**Supplied material**.
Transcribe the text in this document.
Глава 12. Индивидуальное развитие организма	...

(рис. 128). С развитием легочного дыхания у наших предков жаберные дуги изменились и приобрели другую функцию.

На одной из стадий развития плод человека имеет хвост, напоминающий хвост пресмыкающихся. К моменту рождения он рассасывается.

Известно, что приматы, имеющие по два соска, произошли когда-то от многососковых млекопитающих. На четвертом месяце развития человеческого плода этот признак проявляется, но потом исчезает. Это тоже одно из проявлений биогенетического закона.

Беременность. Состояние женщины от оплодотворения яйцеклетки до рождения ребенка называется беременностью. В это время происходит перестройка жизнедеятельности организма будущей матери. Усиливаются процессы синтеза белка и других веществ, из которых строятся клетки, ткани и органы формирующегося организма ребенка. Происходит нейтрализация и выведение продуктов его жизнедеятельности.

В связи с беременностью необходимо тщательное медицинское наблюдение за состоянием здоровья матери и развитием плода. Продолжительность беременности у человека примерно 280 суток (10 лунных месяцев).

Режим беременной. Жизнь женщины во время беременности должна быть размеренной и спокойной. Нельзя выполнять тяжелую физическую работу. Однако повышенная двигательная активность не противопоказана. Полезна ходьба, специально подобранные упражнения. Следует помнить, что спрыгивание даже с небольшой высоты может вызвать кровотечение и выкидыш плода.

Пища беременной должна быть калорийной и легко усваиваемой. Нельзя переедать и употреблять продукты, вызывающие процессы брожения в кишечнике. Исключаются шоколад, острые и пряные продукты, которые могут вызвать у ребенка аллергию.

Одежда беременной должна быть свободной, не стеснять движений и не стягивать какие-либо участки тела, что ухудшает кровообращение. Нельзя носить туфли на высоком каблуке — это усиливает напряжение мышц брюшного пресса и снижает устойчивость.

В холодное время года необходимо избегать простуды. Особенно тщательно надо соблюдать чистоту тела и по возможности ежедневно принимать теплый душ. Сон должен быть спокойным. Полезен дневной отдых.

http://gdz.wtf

**Task**.
Reproduce each line of the material containing the word "необходимо".

**Task output**.
В связи с беременностью необходимо тщательное медицинское наблюдение за состоянием здоровья матери и развитием плода. Продолжительность беременности у человека примерно 280 суток (10 лунных месяцев).
В холодное время года необходимо избегать простуды. Особенно тщательно надо соблюдать чистоту тела и по возможности ежедневно принимать теплый душ. Сон должен быть спокойным. Полезен дневной отдых.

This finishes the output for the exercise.